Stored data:
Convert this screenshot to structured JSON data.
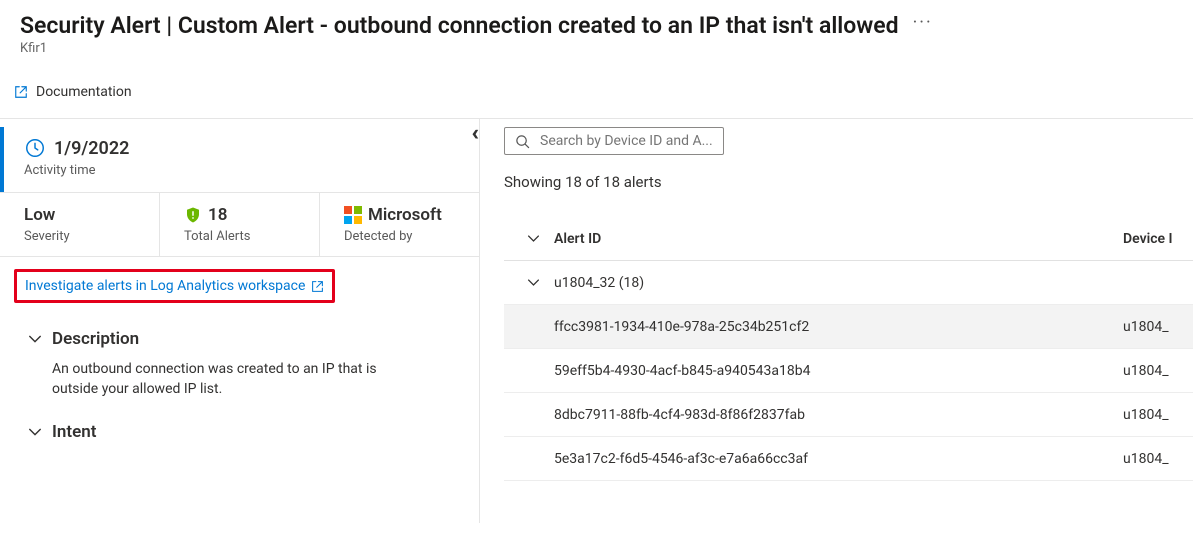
{
  "header": {
    "title": "Security Alert | Custom Alert - outbound connection created to an IP that isn't allowed",
    "subtitle": "Kfir1"
  },
  "toolbar": {
    "documentation": "Documentation"
  },
  "summary": {
    "activity_time_value": "1/9/2022",
    "activity_time_label": "Activity time",
    "severity_value": "Low",
    "severity_label": "Severity",
    "total_alerts_value": "18",
    "total_alerts_label": "Total Alerts",
    "detected_by_value": "Microsoft",
    "detected_by_label": "Detected by"
  },
  "link": {
    "investigate": "Investigate alerts in Log Analytics workspace"
  },
  "sections": {
    "description_title": "Description",
    "description_body": "An outbound connection was created to an IP that is outside your allowed IP list.",
    "intent_title": "Intent"
  },
  "right": {
    "search_placeholder": "Search by Device ID and A...",
    "result_count": "Showing 18 of 18 alerts",
    "columns": {
      "alert_id": "Alert ID",
      "device": "Device I"
    },
    "group": {
      "name": "u1804_32 (18)"
    },
    "rows": [
      {
        "alert_id": "ffcc3981-1934-410e-978a-25c34b251cf2",
        "device": "u1804_"
      },
      {
        "alert_id": "59eff5b4-4930-4acf-b845-a940543a18b4",
        "device": "u1804_"
      },
      {
        "alert_id": "8dbc7911-88fb-4cf4-983d-8f86f2837fab",
        "device": "u1804_"
      },
      {
        "alert_id": "5e3a17c2-f6d5-4546-af3c-e7a6a66cc3af",
        "device": "u1804_"
      }
    ]
  }
}
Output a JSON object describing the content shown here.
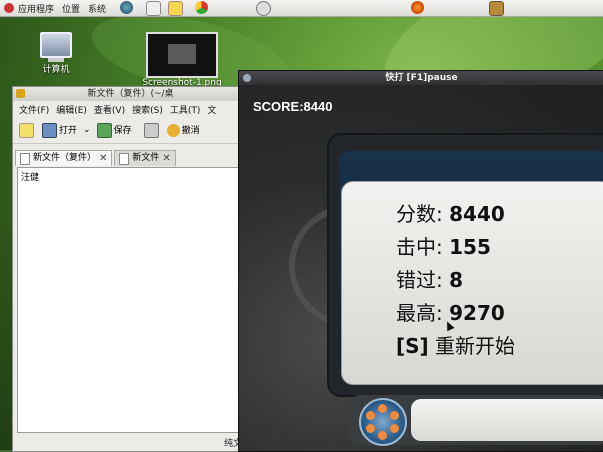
{
  "top_panel": {
    "menus": [
      "应用程序",
      "位置",
      "系统"
    ],
    "icons": [
      "globe-icon",
      "home-icon",
      "notes-icon",
      "chrome-icon",
      "power-icon",
      "firefox-icon",
      "package-icon"
    ]
  },
  "desktop": {
    "icons": [
      {
        "label": "计算机",
        "icon": "computer-icon"
      },
      {
        "label": "Screenshot-1.png",
        "icon": "image-icon"
      }
    ]
  },
  "editor": {
    "title": "新文件（复件）(~/桌",
    "menus": [
      "文件(F)",
      "编辑(E)",
      "查看(V)",
      "搜索(S)",
      "工具(T)",
      "文"
    ],
    "toolbar": {
      "open": "打开",
      "save": "保存",
      "undo": "撤消"
    },
    "tabs": [
      {
        "label": "新文件（复件）",
        "active": true
      },
      {
        "label": "新文件",
        "active": false
      }
    ],
    "content": "汪健",
    "status": "纯文"
  },
  "game": {
    "title": "快打  [F1]pause",
    "score_label": "SCORE:8440",
    "stats": {
      "score_label": "分数:",
      "score_value": "8440",
      "hits_label": "击中:",
      "hits_value": "155",
      "miss_label": "错过:",
      "miss_value": "8",
      "best_label": "最高:",
      "best_value": "9270",
      "restart_key": "[S]",
      "restart_label": " 重新开始"
    }
  }
}
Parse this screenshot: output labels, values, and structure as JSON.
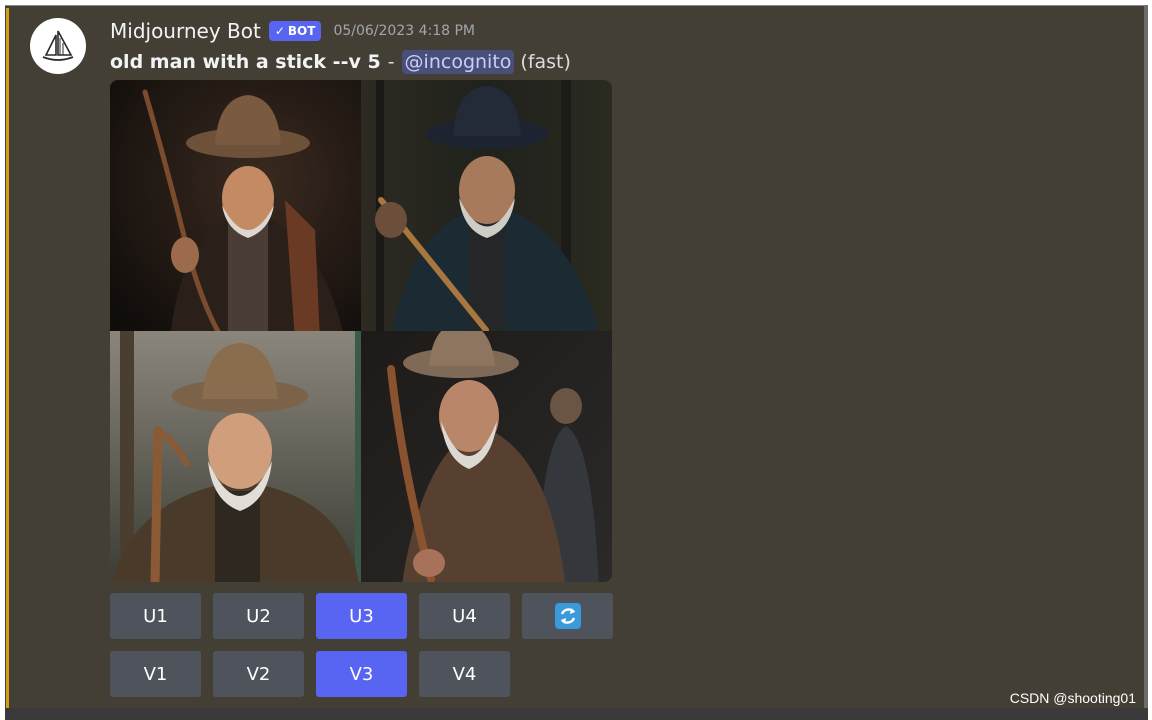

■ Brief: Copy out the lines that hold "outbound".

■ Finished answer:
    "title": "Security Alert | Custom Alert - outbound connection created to an IP that isn't allowed",
    "description_body": "An outbound connection was created to an IP that is outside your allowed IP list.",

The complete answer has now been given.